Dataset excerpts
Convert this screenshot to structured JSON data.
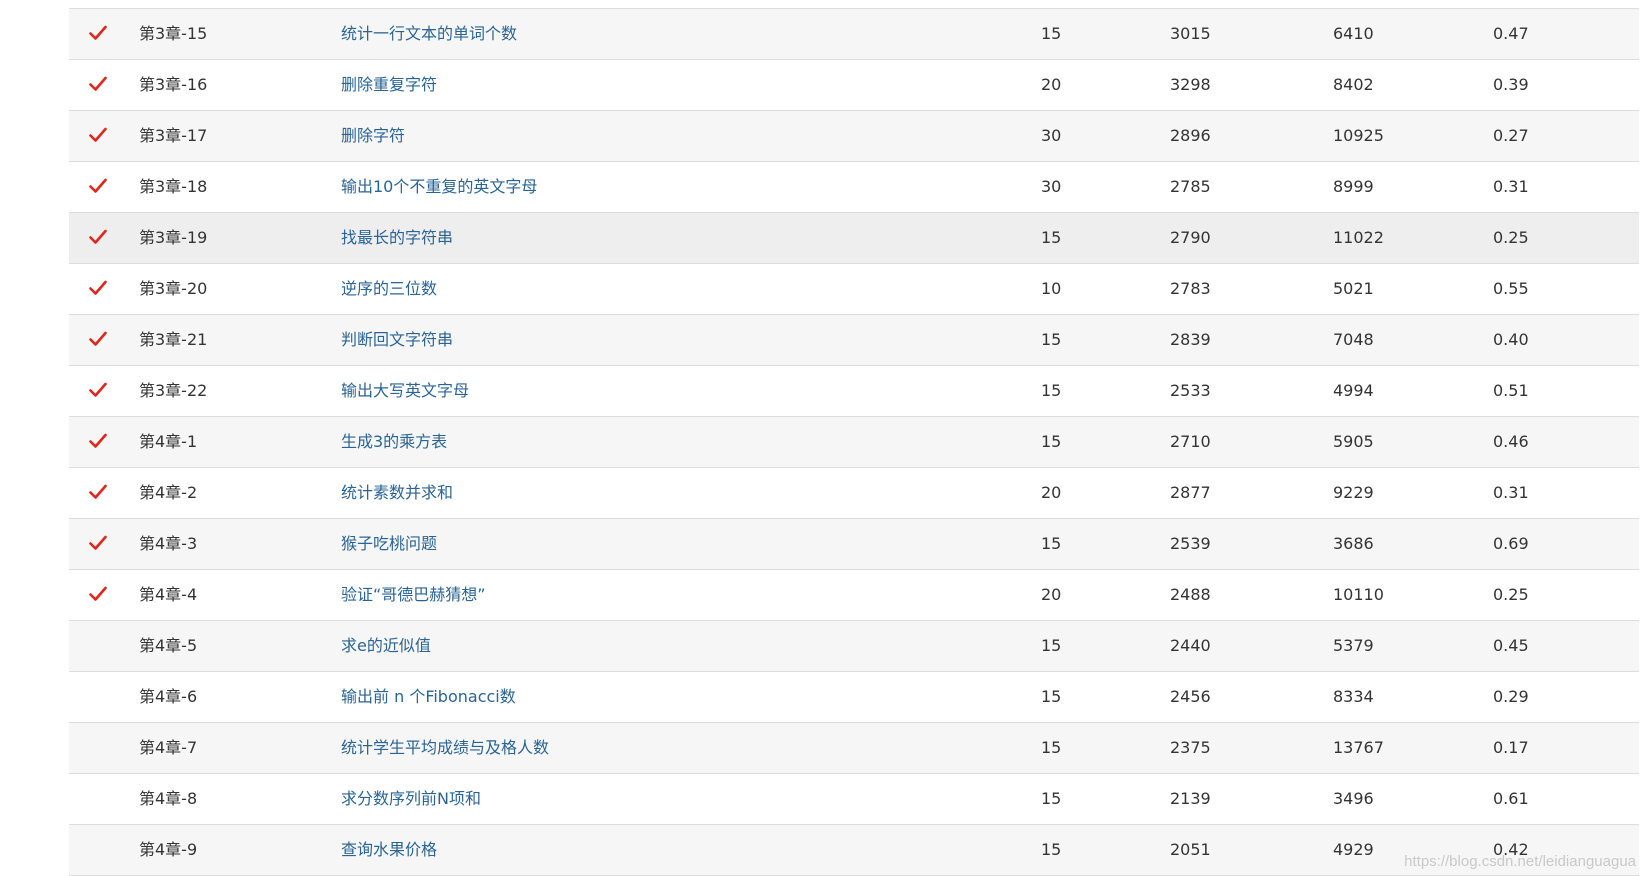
{
  "colors": {
    "check": "#e0261a",
    "link": "#2a6496",
    "stripe": "#f6f6f6",
    "border": "#dddddd"
  },
  "rows": [
    {
      "solved": true,
      "id": "第3章-15",
      "title": "统计一行文本的单词个数",
      "score": "15",
      "accepted": "3015",
      "submits": "6410",
      "ratio": "0.47"
    },
    {
      "solved": true,
      "id": "第3章-16",
      "title": "删除重复字符",
      "score": "20",
      "accepted": "3298",
      "submits": "8402",
      "ratio": "0.39"
    },
    {
      "solved": true,
      "id": "第3章-17",
      "title": "删除字符",
      "score": "30",
      "accepted": "2896",
      "submits": "10925",
      "ratio": "0.27"
    },
    {
      "solved": true,
      "id": "第3章-18",
      "title": "输出10个不重复的英文字母",
      "score": "30",
      "accepted": "2785",
      "submits": "8999",
      "ratio": "0.31"
    },
    {
      "solved": true,
      "id": "第3章-19",
      "title": "找最长的字符串",
      "score": "15",
      "accepted": "2790",
      "submits": "11022",
      "ratio": "0.25"
    },
    {
      "solved": true,
      "id": "第3章-20",
      "title": "逆序的三位数",
      "score": "10",
      "accepted": "2783",
      "submits": "5021",
      "ratio": "0.55"
    },
    {
      "solved": true,
      "id": "第3章-21",
      "title": "判断回文字符串",
      "score": "15",
      "accepted": "2839",
      "submits": "7048",
      "ratio": "0.40"
    },
    {
      "solved": true,
      "id": "第3章-22",
      "title": "输出大写英文字母",
      "score": "15",
      "accepted": "2533",
      "submits": "4994",
      "ratio": "0.51"
    },
    {
      "solved": true,
      "id": "第4章-1",
      "title": "生成3的乘方表",
      "score": "15",
      "accepted": "2710",
      "submits": "5905",
      "ratio": "0.46"
    },
    {
      "solved": true,
      "id": "第4章-2",
      "title": "统计素数并求和",
      "score": "20",
      "accepted": "2877",
      "submits": "9229",
      "ratio": "0.31"
    },
    {
      "solved": true,
      "id": "第4章-3",
      "title": "猴子吃桃问题",
      "score": "15",
      "accepted": "2539",
      "submits": "3686",
      "ratio": "0.69"
    },
    {
      "solved": true,
      "id": "第4章-4",
      "title": "验证“哥德巴赫猜想”",
      "score": "20",
      "accepted": "2488",
      "submits": "10110",
      "ratio": "0.25"
    },
    {
      "solved": false,
      "id": "第4章-5",
      "title": "求e的近似值",
      "score": "15",
      "accepted": "2440",
      "submits": "5379",
      "ratio": "0.45"
    },
    {
      "solved": false,
      "id": "第4章-6",
      "title": "输出前 n 个Fibonacci数",
      "score": "15",
      "accepted": "2456",
      "submits": "8334",
      "ratio": "0.29"
    },
    {
      "solved": false,
      "id": "第4章-7",
      "title": "统计学生平均成绩与及格人数",
      "score": "15",
      "accepted": "2375",
      "submits": "13767",
      "ratio": "0.17"
    },
    {
      "solved": false,
      "id": "第4章-8",
      "title": "求分数序列前N项和",
      "score": "15",
      "accepted": "2139",
      "submits": "3496",
      "ratio": "0.61"
    },
    {
      "solved": false,
      "id": "第4章-9",
      "title": "查询水果价格",
      "score": "15",
      "accepted": "2051",
      "submits": "4929",
      "ratio": "0.42"
    }
  ],
  "watermark": "https://blog.csdn.net/leidianguagua"
}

What the task asks
Go back to the records above and write them out exactly, without the pictures.

Problem solution
Convert this screenshot to structured JSON data.
{
  "colors": {
    "check": "#e0261a",
    "link": "#2a6496",
    "stripe": "#f6f6f6",
    "border": "#dddddd"
  },
  "rows": [
    {
      "solved": true,
      "id": "第3章-15",
      "title": "统计一行文本的单词个数",
      "score": "15",
      "accepted": "3015",
      "submits": "6410",
      "ratio": "0.47"
    },
    {
      "solved": true,
      "id": "第3章-16",
      "title": "删除重复字符",
      "score": "20",
      "accepted": "3298",
      "submits": "8402",
      "ratio": "0.39"
    },
    {
      "solved": true,
      "id": "第3章-17",
      "title": "删除字符",
      "score": "30",
      "accepted": "2896",
      "submits": "10925",
      "ratio": "0.27"
    },
    {
      "solved": true,
      "id": "第3章-18",
      "title": "输出10个不重复的英文字母",
      "score": "30",
      "accepted": "2785",
      "submits": "8999",
      "ratio": "0.31"
    },
    {
      "solved": true,
      "id": "第3章-19",
      "title": "找最长的字符串",
      "score": "15",
      "accepted": "2790",
      "submits": "11022",
      "ratio": "0.25"
    },
    {
      "solved": true,
      "id": "第3章-20",
      "title": "逆序的三位数",
      "score": "10",
      "accepted": "2783",
      "submits": "5021",
      "ratio": "0.55"
    },
    {
      "solved": true,
      "id": "第3章-21",
      "title": "判断回文字符串",
      "score": "15",
      "accepted": "2839",
      "submits": "7048",
      "ratio": "0.40"
    },
    {
      "solved": true,
      "id": "第3章-22",
      "title": "输出大写英文字母",
      "score": "15",
      "accepted": "2533",
      "submits": "4994",
      "ratio": "0.51"
    },
    {
      "solved": true,
      "id": "第4章-1",
      "title": "生成3的乘方表",
      "score": "15",
      "accepted": "2710",
      "submits": "5905",
      "ratio": "0.46"
    },
    {
      "solved": true,
      "id": "第4章-2",
      "title": "统计素数并求和",
      "score": "20",
      "accepted": "2877",
      "submits": "9229",
      "ratio": "0.31"
    },
    {
      "solved": true,
      "id": "第4章-3",
      "title": "猴子吃桃问题",
      "score": "15",
      "accepted": "2539",
      "submits": "3686",
      "ratio": "0.69"
    },
    {
      "solved": true,
      "id": "第4章-4",
      "title": "验证“哥德巴赫猜想”",
      "score": "20",
      "accepted": "2488",
      "submits": "10110",
      "ratio": "0.25"
    },
    {
      "solved": false,
      "id": "第4章-5",
      "title": "求e的近似值",
      "score": "15",
      "accepted": "2440",
      "submits": "5379",
      "ratio": "0.45"
    },
    {
      "solved": false,
      "id": "第4章-6",
      "title": "输出前 n 个Fibonacci数",
      "score": "15",
      "accepted": "2456",
      "submits": "8334",
      "ratio": "0.29"
    },
    {
      "solved": false,
      "id": "第4章-7",
      "title": "统计学生平均成绩与及格人数",
      "score": "15",
      "accepted": "2375",
      "submits": "13767",
      "ratio": "0.17"
    },
    {
      "solved": false,
      "id": "第4章-8",
      "title": "求分数序列前N项和",
      "score": "15",
      "accepted": "2139",
      "submits": "3496",
      "ratio": "0.61"
    },
    {
      "solved": false,
      "id": "第4章-9",
      "title": "查询水果价格",
      "score": "15",
      "accepted": "2051",
      "submits": "4929",
      "ratio": "0.42"
    }
  ],
  "watermark": "https://blog.csdn.net/leidianguagua"
}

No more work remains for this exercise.